## BEGIN
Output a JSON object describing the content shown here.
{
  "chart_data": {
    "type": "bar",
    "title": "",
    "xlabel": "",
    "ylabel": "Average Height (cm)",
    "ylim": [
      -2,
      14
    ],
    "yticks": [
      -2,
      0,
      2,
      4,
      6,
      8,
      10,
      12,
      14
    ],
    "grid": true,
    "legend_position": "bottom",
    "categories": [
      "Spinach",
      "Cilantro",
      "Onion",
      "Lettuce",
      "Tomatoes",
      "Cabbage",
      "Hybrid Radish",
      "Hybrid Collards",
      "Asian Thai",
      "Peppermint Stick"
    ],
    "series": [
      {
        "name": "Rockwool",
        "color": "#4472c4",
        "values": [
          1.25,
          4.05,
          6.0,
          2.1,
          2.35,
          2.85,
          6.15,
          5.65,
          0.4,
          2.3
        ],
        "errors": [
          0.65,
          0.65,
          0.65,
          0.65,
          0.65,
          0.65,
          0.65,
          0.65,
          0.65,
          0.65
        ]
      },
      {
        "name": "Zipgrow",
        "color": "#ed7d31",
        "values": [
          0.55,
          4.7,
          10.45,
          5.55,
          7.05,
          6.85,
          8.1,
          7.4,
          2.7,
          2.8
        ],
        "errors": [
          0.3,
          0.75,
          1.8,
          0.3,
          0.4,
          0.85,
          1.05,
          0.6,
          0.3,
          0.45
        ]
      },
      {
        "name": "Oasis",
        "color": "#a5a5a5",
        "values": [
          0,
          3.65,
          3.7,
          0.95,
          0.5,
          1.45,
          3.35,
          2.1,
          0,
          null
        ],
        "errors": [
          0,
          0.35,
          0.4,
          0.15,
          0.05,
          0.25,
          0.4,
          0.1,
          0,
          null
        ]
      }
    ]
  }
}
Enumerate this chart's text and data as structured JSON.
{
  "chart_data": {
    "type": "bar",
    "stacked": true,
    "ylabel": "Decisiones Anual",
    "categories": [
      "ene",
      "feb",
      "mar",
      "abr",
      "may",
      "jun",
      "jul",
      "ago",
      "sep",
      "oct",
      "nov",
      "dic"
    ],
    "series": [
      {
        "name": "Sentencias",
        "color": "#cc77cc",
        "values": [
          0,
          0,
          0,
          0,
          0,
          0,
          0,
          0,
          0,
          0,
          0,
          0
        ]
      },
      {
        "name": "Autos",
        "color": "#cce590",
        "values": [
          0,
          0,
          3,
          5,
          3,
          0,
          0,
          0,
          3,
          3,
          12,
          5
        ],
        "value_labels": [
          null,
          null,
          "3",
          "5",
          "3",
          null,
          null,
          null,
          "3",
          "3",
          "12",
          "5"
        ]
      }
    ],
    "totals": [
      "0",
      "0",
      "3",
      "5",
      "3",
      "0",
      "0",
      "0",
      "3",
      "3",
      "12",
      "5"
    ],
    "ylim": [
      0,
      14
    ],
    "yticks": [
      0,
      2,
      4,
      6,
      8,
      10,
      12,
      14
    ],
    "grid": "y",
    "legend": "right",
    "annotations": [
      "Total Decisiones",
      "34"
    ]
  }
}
## END
Show the lines of the records that contain the word "Decisiones".

    "ylabel": "Decisiones Anual",
      "Total Decisiones",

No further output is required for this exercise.